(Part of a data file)

-.-.-

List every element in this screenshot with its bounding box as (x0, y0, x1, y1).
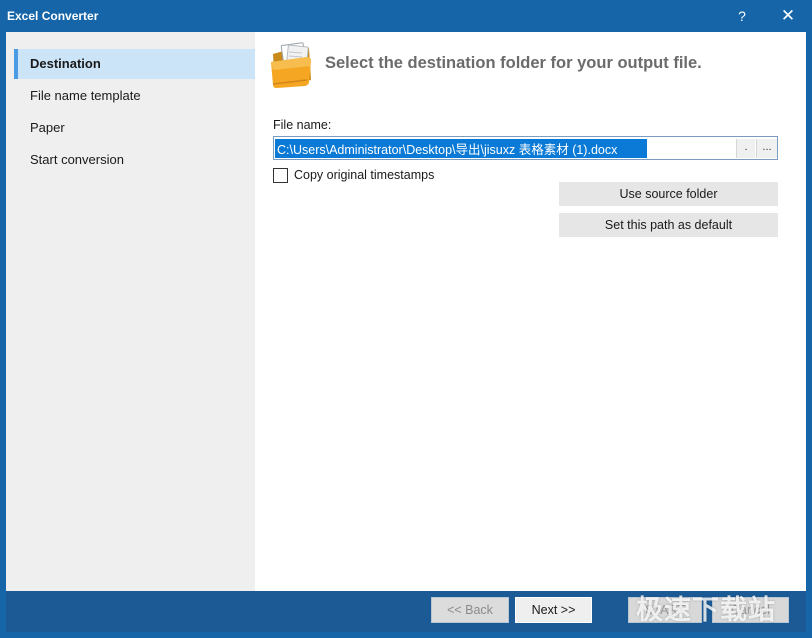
path-dot-button[interactable]: . (736, 139, 755, 158)
main-panel: Select the destination folder for your o… (255, 32, 806, 591)
use-source-folder-button[interactable]: Use source folder (559, 182, 778, 206)
close-icon[interactable]: ✕ (777, 6, 799, 26)
next-button[interactable]: Next >> (515, 597, 592, 623)
file-path-input[interactable] (275, 138, 735, 158)
sidebar-item-start-conversion[interactable]: Start conversion (14, 145, 255, 175)
sidebar-item-destination[interactable]: Destination (14, 49, 255, 79)
start-button[interactable]: START (628, 597, 702, 623)
app-window: Excel Converter ? ✕ Destination File nam… (0, 0, 812, 638)
sidebar-item-file-name-template[interactable]: File name template (14, 81, 255, 111)
folder-icon (271, 42, 311, 88)
back-button[interactable]: << Back (431, 597, 509, 623)
file-name-label: File name: (273, 118, 332, 132)
wizard-body: Destination File name template Paper Sta… (6, 32, 806, 591)
help-icon[interactable]: ? (732, 6, 752, 26)
page-heading: Select the destination folder for your o… (325, 54, 702, 72)
file-path-field[interactable]: . ... (273, 136, 778, 160)
window-title: Excel Converter (7, 9, 99, 23)
copy-timestamps-label[interactable]: Copy original timestamps (294, 168, 434, 182)
wizard-footer: << Back Next >> START Cancel (6, 591, 806, 632)
sidebar: Destination File name template Paper Sta… (6, 32, 255, 591)
browse-button[interactable]: ... (756, 139, 777, 158)
copy-timestamps-checkbox[interactable] (273, 168, 288, 183)
cancel-button[interactable]: Cancel (712, 597, 789, 623)
title-bar: Excel Converter ? ✕ (0, 0, 812, 32)
set-default-path-button[interactable]: Set this path as default (559, 213, 778, 237)
sidebar-item-paper[interactable]: Paper (14, 113, 255, 143)
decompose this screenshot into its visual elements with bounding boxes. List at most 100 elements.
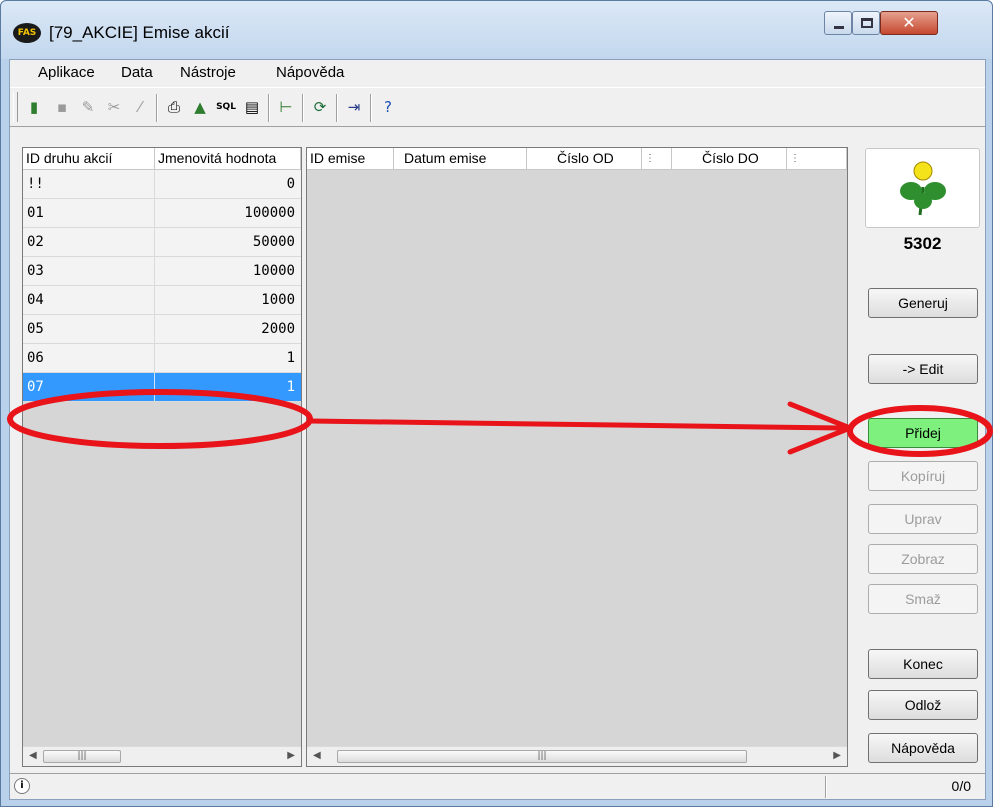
share-types-grid[interactable]: ID druhu akcií Jmenovitá hodnota !! 0 01 10… — [22, 147, 302, 767]
emissions-grid[interactable]: ID emise Datum emise Číslo OD ⋮ Číslo DO… — [306, 147, 848, 767]
cell-jmenovita-hodnota: 2000 — [261, 321, 295, 337]
column-divider — [154, 286, 155, 314]
cell-id-druhu: 06 — [27, 350, 44, 366]
scroll-left-icon[interactable]: ◀ — [313, 750, 321, 761]
window-title: [79_AKCIE] Emise akcií — [49, 23, 230, 42]
column-header-id-druhu[interactable]: ID druhu akcií — [23, 148, 155, 170]
help-icon[interactable]: ? — [378, 97, 398, 117]
cell-id-druhu: 03 — [27, 263, 44, 279]
save-icon[interactable]: ▪ — [52, 97, 72, 117]
wand-icon[interactable]: ⁄ — [130, 97, 150, 117]
table-row[interactable]: 03 10000 — [23, 257, 301, 286]
cell-id-druhu: !! — [27, 176, 44, 192]
cell-jmenovita-hodnota: 100000 — [244, 205, 295, 221]
record-count: 0/0 — [951, 778, 971, 794]
column-divider — [154, 199, 155, 227]
menu-aplikace[interactable]: Aplikace — [38, 64, 95, 81]
generuj-button[interactable]: Generuj — [868, 288, 978, 318]
cell-id-druhu: 07 — [27, 379, 44, 395]
company-code: 5302 — [903, 234, 942, 253]
cell-jmenovita-hodnota: 1000 — [261, 292, 295, 308]
table-row[interactable]: 06 1 — [23, 344, 301, 373]
scroll-left-icon[interactable]: ◀ — [29, 750, 37, 761]
cell-jmenovita-hodnota: 10000 — [252, 263, 295, 279]
menu-bar: Aplikace Data Nástroje Nápověda — [10, 60, 985, 86]
column-header-cislo-od[interactable]: Číslo OD — [527, 148, 642, 170]
maximize-button[interactable] — [852, 11, 880, 35]
edit-button[interactable]: -> Edit — [868, 354, 978, 384]
uprav-button[interactable]: Uprav — [868, 504, 978, 534]
toolbar-separator — [336, 94, 338, 122]
horizontal-scrollbar[interactable]: ◀ ||| ▶ — [23, 746, 301, 766]
title-bar[interactable]: FAS [79_AKCIE] Emise akcií ✕ — [1, 1, 992, 59]
report-icon[interactable]: ▤ — [242, 97, 262, 117]
maximize-icon — [861, 18, 873, 28]
info-icon: i — [14, 778, 30, 794]
column-header-jmenovita-hodnota[interactable]: Jmenovitá hodnota — [155, 148, 301, 170]
toolbar-separator — [302, 94, 304, 122]
cell-id-druhu: 01 — [27, 205, 44, 221]
menu-data[interactable]: Data — [121, 64, 153, 81]
application-window: FAS [79_AKCIE] Emise akcií ✕ Aplikace Da… — [0, 0, 993, 807]
close-icon: ✕ — [902, 13, 916, 32]
toolbar-separator — [156, 94, 158, 122]
table-row[interactable]: 07 1 — [23, 373, 301, 402]
column-header-cislo-do[interactable]: Číslo DO — [672, 148, 787, 170]
column-divider — [154, 344, 155, 372]
column-header-id-emise[interactable]: ID emise — [307, 148, 394, 170]
scroll-right-icon[interactable]: ▶ — [833, 750, 841, 761]
column-divider — [154, 315, 155, 343]
table-row[interactable]: !! 0 — [23, 170, 301, 199]
column-divider — [154, 228, 155, 256]
sort-icon[interactable]: ⋮ — [642, 148, 672, 170]
clover-flower-icon — [900, 161, 946, 216]
scrollbar-thumb[interactable]: ||| — [43, 750, 121, 763]
horizontal-scrollbar[interactable]: ◀ ||| ▶ — [307, 746, 847, 766]
table-row[interactable]: 05 2000 — [23, 315, 301, 344]
tool-icon[interactable]: ✂ — [104, 97, 124, 117]
refresh-icon[interactable]: ⟳ — [310, 97, 330, 117]
minimize-icon — [834, 26, 844, 29]
fas-app-icon: FAS — [13, 23, 41, 43]
tree-icon[interactable]: ⊢ — [276, 97, 296, 117]
table-row[interactable]: 01 100000 — [23, 199, 301, 228]
cell-jmenovita-hodnota: 50000 — [252, 234, 295, 250]
cell-jmenovita-hodnota: 1 — [286, 350, 295, 366]
napoveda-button[interactable]: Nápověda — [868, 733, 978, 763]
table-row[interactable]: 02 50000 — [23, 228, 301, 257]
toolbar-separator — [268, 94, 270, 122]
column-divider — [154, 170, 155, 198]
toolbar-grip[interactable] — [13, 92, 18, 122]
export-icon[interactable]: ▲ — [190, 97, 210, 117]
toolbar: ▮ ▪ ✎ ✂ ⁄ ⎙ ▲ SQL ▤ ⊢ ⟳ ⇥ ? — [10, 87, 985, 127]
scrollbar-thumb[interactable]: ||| — [337, 750, 747, 763]
scroll-right-icon[interactable]: ▶ — [287, 750, 295, 761]
column-header-datum-emise[interactable]: Datum emise — [394, 148, 527, 170]
toolbar-separator — [370, 94, 372, 122]
konec-button[interactable]: Konec — [868, 649, 978, 679]
close-button[interactable]: ✕ — [880, 11, 938, 35]
column-divider — [154, 257, 155, 285]
column-divider — [154, 373, 155, 401]
exit-icon[interactable]: ⇥ — [344, 97, 364, 117]
print-icon[interactable]: ⎙ — [164, 97, 184, 117]
pridej-button[interactable]: Přidej — [868, 418, 978, 448]
menu-nastroje[interactable]: Nástroje — [180, 64, 236, 81]
table-row[interactable]: 04 1000 — [23, 286, 301, 315]
zobraz-button[interactable]: Zobraz — [868, 544, 978, 574]
status-separator — [825, 776, 827, 798]
smaz-button[interactable]: Smaž — [868, 584, 978, 614]
logo — [865, 148, 980, 228]
cell-jmenovita-hodnota: 1 — [286, 379, 295, 395]
kopiruj-button[interactable]: Kopíruj — [868, 461, 978, 491]
odloz-button[interactable]: Odlož — [868, 690, 978, 720]
sort-icon[interactable]: ⋮ — [787, 148, 847, 170]
cell-id-druhu: 05 — [27, 321, 44, 337]
menu-napoveda[interactable]: Nápověda — [276, 64, 344, 81]
edit-icon[interactable]: ✎ — [78, 97, 98, 117]
sql-icon[interactable]: SQL — [216, 97, 236, 117]
minimize-button[interactable] — [824, 11, 852, 35]
status-bar: i 0/0 — [10, 773, 985, 799]
new-icon[interactable]: ▮ — [24, 97, 44, 117]
client-area: Aplikace Data Nástroje Nápověda ▮ ▪ ✎ ✂ … — [9, 59, 986, 800]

-.-.-

Reproduce the entries verbatim, beginning with the line that contains "path-dot-button[interactable]: . (736, 139, 755, 158)" and continuing through the line that contains "file-name-label: File name: (273, 118, 332, 132)".

path-dot-button[interactable]: . (736, 139, 755, 158)
main-panel: Select the destination folder for your o… (255, 32, 806, 591)
use-source-folder-button[interactable]: Use source folder (559, 182, 778, 206)
close-icon[interactable]: ✕ (777, 6, 799, 26)
next-button[interactable]: Next >> (515, 597, 592, 623)
file-path-input[interactable] (275, 138, 735, 158)
sidebar-item-start-conversion[interactable]: Start conversion (14, 145, 255, 175)
sidebar-item-destination[interactable]: Destination (14, 49, 255, 79)
start-button[interactable]: START (628, 597, 702, 623)
app-window: Excel Converter ? ✕ Destination File nam… (0, 0, 812, 638)
sidebar-item-file-name-template[interactable]: File name template (14, 81, 255, 111)
folder-icon (271, 42, 311, 88)
back-button[interactable]: << Back (431, 597, 509, 623)
file-name-label: File name: (273, 118, 332, 132)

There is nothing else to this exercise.